• _FRAGMENTO DE TEXTO_:
------------------------------------------------------------

Y, finalmente, el pueblo de Marbella, tal como era en 1946, con el caserío apiñado alrededor de la Iglesia de La Encarnación que era, con mucho, el edificio más importante. En el ángulo inferior izquierdo destaca el Fuerte de San Luis: una amplia construcción señorial que aprovechaba parcialmente un antiguo edificio militar y que sus dueños alquilaban por partes a los escasos veraneantes que elegían Marbella para sus vacaciones (ese verano de 1946, precisamente, estuvimos allí la familia del “Ingeniero de Linares”, Don Luis del Campo, y del “Médico de Linares”, Don Fernando Garrido).

¿Y que construyó allí Luis del Campo? Pues ahora, con dos fotos más, veréis el Chalet de La Fontanilla, tal como fué en su época de mayor esplendor, hacia 1960.

La primera foto de esta serie muestra lo que se encontraba el visitante al llegar a la casa –pero, eso sí, cuando lo hacía en avión o helicóptero, lo que creo que no sucedió nunca. Lo normal era llegar en coche, dar la vuelta a la rotonda elíptica y aparcar delante de un tramo de dos escalones (¿o eran tres?) que, bajando entre sendos macizos arbustivos, daba acceso a la puerta principal de la “mansión”. No os voy a aburrir con descripciones de cómo era la casa, y sólo señalaré que los “carlitos” de que más arriba he hablado son los que aparecen en primer término en el ángulo inferior derecho de la foto.


La segunda fotografía muestra la fachada que daba al mar, con el porche abierto de tres columnas en el que se pasaban unas tardes estupendas. Por delante de la casa se extiende el camino de bajada a la playa conocido familiarmente como “calzada romana” que estaba hecho de losas de piedra muchas de las cuales fueron transportadas y colocadas en su sitio por mi padre. Como podréis apreciar, la altura sobre la playa era importante, por lo que se bajaba con gran alegría… y se subía “echando el bofe” (sobre todo si había que transportar una sombrilla u otros achiperres). Y a la derecha de la casa, en el centro de la foto, se distingue el campo de tenis: un espacio construido en “tierra batida” que dió mucho juego… y también mucho trabajo, pues había que arreglar los baches, pintar las rayas, remendar la red, etc, etc.

------------------------------------------------------------

• _MATERIAL EXTRAÍDO_:
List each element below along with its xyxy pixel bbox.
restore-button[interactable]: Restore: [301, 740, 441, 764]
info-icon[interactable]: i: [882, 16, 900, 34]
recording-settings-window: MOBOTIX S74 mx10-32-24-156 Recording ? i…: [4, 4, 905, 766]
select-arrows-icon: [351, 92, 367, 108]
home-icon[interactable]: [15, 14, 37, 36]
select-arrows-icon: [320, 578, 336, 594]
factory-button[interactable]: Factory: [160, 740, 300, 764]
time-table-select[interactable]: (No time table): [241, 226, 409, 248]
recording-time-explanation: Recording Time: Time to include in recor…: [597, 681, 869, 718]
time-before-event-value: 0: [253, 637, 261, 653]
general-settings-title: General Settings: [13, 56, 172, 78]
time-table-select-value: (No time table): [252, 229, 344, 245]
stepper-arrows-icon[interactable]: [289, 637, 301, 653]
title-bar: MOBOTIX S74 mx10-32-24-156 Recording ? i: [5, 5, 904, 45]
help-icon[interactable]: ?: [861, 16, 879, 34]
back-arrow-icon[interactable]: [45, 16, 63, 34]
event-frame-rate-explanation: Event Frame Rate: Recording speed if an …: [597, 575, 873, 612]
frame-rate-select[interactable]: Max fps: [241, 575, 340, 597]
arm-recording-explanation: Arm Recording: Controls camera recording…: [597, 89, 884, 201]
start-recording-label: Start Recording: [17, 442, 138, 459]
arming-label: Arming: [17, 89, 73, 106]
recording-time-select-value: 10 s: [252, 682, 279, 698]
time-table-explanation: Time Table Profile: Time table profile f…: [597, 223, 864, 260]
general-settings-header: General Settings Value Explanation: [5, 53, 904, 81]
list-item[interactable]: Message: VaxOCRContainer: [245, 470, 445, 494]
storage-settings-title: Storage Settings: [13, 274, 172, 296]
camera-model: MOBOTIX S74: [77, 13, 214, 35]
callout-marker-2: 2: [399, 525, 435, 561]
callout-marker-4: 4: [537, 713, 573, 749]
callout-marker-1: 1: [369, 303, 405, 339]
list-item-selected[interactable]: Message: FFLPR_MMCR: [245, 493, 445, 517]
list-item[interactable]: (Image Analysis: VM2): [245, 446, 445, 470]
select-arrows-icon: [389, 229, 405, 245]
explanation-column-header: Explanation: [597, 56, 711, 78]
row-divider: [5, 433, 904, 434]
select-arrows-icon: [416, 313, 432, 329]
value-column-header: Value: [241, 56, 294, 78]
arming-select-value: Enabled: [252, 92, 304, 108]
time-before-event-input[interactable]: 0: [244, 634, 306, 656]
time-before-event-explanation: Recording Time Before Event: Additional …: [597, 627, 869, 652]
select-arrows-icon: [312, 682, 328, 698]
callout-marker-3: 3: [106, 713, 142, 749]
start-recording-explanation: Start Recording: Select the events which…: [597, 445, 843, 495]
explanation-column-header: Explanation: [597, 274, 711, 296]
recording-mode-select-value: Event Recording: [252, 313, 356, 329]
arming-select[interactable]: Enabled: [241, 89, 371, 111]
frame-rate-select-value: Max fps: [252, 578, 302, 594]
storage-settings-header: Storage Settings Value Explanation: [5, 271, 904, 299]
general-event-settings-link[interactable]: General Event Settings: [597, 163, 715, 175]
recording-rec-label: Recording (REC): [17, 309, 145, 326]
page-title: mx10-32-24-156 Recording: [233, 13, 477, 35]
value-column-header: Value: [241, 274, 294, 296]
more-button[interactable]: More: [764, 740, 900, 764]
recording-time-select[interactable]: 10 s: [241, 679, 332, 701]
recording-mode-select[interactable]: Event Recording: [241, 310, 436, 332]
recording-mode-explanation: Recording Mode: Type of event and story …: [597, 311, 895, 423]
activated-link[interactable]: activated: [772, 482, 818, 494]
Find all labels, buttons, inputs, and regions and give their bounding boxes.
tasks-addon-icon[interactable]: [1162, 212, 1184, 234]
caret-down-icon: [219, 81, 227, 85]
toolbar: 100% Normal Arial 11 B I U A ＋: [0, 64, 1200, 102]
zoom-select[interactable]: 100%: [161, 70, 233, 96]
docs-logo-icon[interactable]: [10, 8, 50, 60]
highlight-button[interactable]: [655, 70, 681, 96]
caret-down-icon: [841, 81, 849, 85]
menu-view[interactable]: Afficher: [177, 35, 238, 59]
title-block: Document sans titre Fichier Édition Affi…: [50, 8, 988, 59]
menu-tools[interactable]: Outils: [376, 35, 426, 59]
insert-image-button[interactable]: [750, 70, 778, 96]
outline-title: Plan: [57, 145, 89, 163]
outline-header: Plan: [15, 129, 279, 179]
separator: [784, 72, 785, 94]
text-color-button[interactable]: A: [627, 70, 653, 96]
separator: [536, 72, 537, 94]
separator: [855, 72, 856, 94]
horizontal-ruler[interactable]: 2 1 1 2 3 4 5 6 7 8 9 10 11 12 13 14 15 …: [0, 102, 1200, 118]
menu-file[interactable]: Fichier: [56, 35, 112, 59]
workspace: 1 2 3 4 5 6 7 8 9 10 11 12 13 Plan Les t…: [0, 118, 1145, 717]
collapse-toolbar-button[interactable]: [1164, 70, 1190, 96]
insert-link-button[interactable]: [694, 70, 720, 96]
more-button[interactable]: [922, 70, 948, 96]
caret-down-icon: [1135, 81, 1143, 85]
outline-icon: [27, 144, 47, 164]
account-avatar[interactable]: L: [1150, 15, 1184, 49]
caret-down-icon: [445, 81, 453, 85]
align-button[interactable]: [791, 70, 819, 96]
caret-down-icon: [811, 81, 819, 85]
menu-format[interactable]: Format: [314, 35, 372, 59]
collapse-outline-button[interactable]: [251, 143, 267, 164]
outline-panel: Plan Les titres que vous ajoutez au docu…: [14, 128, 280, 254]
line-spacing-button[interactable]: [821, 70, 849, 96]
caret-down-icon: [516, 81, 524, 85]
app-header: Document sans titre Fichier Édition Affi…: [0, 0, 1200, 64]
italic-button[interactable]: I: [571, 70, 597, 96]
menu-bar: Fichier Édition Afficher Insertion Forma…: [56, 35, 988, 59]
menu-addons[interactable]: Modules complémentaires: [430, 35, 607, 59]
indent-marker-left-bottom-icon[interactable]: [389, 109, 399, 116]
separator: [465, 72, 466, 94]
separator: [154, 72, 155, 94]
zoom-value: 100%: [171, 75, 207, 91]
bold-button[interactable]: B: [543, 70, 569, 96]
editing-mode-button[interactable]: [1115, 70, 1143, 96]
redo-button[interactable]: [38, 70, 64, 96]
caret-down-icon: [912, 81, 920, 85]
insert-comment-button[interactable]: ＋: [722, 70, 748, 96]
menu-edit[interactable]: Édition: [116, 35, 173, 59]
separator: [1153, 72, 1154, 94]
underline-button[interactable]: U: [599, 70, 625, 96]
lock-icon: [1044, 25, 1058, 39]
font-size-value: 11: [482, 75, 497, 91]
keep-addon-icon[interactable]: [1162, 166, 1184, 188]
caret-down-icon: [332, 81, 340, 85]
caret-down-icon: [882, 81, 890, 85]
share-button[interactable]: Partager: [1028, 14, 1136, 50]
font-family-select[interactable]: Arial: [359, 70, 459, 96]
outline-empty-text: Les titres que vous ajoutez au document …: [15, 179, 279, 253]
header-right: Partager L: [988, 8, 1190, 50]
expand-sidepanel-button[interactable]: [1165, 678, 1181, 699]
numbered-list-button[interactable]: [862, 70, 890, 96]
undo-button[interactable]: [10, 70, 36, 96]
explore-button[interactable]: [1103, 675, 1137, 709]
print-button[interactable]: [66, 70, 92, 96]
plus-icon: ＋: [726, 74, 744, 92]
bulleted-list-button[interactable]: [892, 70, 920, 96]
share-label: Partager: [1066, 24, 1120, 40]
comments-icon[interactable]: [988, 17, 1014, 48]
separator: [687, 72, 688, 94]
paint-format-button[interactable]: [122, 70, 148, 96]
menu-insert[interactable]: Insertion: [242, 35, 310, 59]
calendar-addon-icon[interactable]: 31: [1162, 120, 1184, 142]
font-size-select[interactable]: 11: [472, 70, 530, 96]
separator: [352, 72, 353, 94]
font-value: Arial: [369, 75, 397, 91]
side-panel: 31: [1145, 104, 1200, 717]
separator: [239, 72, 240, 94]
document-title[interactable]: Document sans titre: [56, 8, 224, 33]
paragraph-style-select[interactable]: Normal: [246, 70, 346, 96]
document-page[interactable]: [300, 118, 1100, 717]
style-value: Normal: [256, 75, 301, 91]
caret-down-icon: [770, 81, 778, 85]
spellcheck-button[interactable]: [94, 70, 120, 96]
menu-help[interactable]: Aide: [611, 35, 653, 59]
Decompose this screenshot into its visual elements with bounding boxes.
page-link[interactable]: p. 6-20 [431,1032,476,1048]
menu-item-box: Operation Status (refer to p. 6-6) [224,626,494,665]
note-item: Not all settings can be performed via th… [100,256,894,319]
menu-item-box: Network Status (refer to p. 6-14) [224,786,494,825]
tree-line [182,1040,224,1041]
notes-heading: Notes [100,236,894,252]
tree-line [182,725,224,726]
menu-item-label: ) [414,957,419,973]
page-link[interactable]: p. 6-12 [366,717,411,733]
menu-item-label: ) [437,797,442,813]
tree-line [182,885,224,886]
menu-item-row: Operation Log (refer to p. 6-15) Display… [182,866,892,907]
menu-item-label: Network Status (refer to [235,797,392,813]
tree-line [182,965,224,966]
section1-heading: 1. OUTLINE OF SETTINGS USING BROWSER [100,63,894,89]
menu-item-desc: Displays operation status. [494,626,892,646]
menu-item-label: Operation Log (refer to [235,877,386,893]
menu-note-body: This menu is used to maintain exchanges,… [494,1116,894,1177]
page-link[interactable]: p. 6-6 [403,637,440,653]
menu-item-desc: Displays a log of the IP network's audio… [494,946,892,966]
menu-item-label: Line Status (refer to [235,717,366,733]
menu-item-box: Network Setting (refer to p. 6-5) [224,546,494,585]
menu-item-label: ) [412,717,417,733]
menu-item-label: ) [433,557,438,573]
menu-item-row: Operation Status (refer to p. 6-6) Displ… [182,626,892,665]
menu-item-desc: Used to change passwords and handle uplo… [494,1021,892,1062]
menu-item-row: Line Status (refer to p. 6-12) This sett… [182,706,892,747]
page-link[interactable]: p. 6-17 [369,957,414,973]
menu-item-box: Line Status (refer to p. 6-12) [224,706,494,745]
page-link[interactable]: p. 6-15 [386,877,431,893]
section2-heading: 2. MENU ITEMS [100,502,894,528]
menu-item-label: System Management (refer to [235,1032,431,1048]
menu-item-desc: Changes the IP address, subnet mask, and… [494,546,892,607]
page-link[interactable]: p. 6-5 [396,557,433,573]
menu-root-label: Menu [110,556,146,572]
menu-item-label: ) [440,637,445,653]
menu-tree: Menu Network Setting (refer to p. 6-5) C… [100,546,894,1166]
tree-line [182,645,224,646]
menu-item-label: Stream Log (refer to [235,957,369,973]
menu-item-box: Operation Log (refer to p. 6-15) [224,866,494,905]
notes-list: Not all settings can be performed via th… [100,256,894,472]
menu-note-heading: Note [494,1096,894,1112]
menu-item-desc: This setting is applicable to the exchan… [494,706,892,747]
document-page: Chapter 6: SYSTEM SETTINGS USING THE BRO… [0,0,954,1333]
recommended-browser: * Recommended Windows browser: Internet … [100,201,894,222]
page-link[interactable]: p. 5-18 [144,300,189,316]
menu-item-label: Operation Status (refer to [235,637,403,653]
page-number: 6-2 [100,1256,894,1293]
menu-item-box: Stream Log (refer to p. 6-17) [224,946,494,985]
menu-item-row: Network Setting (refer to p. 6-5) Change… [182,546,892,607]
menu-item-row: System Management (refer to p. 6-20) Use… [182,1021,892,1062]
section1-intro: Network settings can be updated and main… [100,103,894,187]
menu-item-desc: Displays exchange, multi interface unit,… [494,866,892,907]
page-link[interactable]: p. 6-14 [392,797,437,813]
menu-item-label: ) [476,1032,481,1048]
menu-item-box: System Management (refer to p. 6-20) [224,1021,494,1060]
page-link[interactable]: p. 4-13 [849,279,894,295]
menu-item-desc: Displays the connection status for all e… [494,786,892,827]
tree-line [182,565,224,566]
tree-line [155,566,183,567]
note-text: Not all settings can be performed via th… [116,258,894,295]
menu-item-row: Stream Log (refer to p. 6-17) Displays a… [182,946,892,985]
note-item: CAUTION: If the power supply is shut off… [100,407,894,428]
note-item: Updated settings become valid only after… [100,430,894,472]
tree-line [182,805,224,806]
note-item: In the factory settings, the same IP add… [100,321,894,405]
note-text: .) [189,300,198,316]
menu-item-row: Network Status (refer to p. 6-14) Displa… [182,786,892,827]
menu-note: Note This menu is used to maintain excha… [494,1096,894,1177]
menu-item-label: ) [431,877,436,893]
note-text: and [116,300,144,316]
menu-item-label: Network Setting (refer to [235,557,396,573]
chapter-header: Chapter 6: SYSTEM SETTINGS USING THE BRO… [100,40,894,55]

------------------------------------------------------------

• _ENUNCIADO DEL EJERCICIO_: En el fragmento de texto sobre Marbella y el Chalet de La Fontanilla, ¿cuántas columnas tenía el porche abierto de la fachada que daba al mar?

• _RESPUESTA_: Tenía tres columnas.